Drop the pictures from the entries below, then reproduce the rest exactly.

Stored records:
>> begin

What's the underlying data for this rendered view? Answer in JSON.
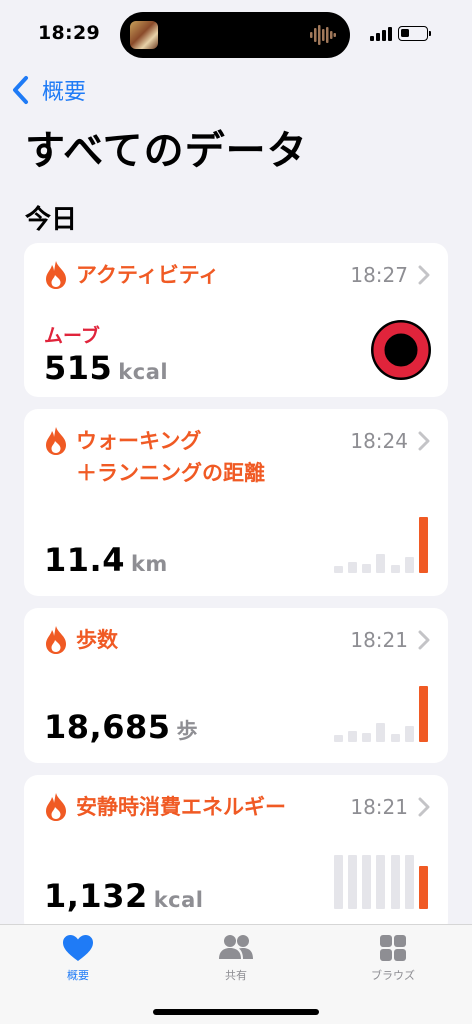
{
  "status": {
    "time": "18:29"
  },
  "nav": {
    "back_label": "概要"
  },
  "page_title": "すべてのデータ",
  "section_title": "今日",
  "cards": [
    {
      "title": "アクティビティ",
      "time": "18:27",
      "sub_label": "ムーブ",
      "value": "515",
      "unit": "kcal"
    },
    {
      "title_line1": "ウォーキング",
      "title_line2": "＋ランニングの距離",
      "time": "18:24",
      "value": "11.4",
      "unit": "km",
      "bars": [
        0.12,
        0.2,
        0.16,
        0.34,
        0.14,
        0.28,
        1.0
      ]
    },
    {
      "title": "歩数",
      "time": "18:21",
      "value": "18,685",
      "unit": "歩",
      "bars": [
        0.12,
        0.2,
        0.16,
        0.34,
        0.14,
        0.28,
        1.0
      ]
    },
    {
      "title": "安静時消費エネルギー",
      "time": "18:21",
      "value": "1,132",
      "unit": "kcal",
      "bars": [
        1.0,
        1.0,
        1.0,
        1.0,
        1.0,
        1.0,
        0.8
      ]
    }
  ],
  "tabs": [
    {
      "label": "概要",
      "icon": "heart-icon",
      "active": true
    },
    {
      "label": "共有",
      "icon": "people-icon",
      "active": false
    },
    {
      "label": "ブラウズ",
      "icon": "grid-icon",
      "active": false
    }
  ],
  "colors": {
    "accent": "#1f7bf6",
    "activity": "#f05a24",
    "move": "#e0243b",
    "bar_gray": "#e5e5ea"
  }
}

>> end

• **The completed task**:
What's the underlying data for this rendered view? Answer in JSON.
{
  "status": {
    "time": "18:29"
  },
  "nav": {
    "back_label": "概要"
  },
  "page_title": "すべてのデータ",
  "section_title": "今日",
  "cards": [
    {
      "title": "アクティビティ",
      "time": "18:27",
      "sub_label": "ムーブ",
      "value": "515",
      "unit": "kcal"
    },
    {
      "title_line1": "ウォーキング",
      "title_line2": "＋ランニングの距離",
      "time": "18:24",
      "value": "11.4",
      "unit": "km",
      "bars": [
        0.12,
        0.2,
        0.16,
        0.34,
        0.14,
        0.28,
        1.0
      ]
    },
    {
      "title": "歩数",
      "time": "18:21",
      "value": "18,685",
      "unit": "歩",
      "bars": [
        0.12,
        0.2,
        0.16,
        0.34,
        0.14,
        0.28,
        1.0
      ]
    },
    {
      "title": "安静時消費エネルギー",
      "time": "18:21",
      "value": "1,132",
      "unit": "kcal",
      "bars": [
        1.0,
        1.0,
        1.0,
        1.0,
        1.0,
        1.0,
        0.8
      ]
    }
  ],
  "tabs": [
    {
      "label": "概要",
      "icon": "heart-icon",
      "active": true
    },
    {
      "label": "共有",
      "icon": "people-icon",
      "active": false
    },
    {
      "label": "ブラウズ",
      "icon": "grid-icon",
      "active": false
    }
  ],
  "colors": {
    "accent": "#1f7bf6",
    "activity": "#f05a24",
    "move": "#e0243b",
    "bar_gray": "#e5e5ea"
  }
}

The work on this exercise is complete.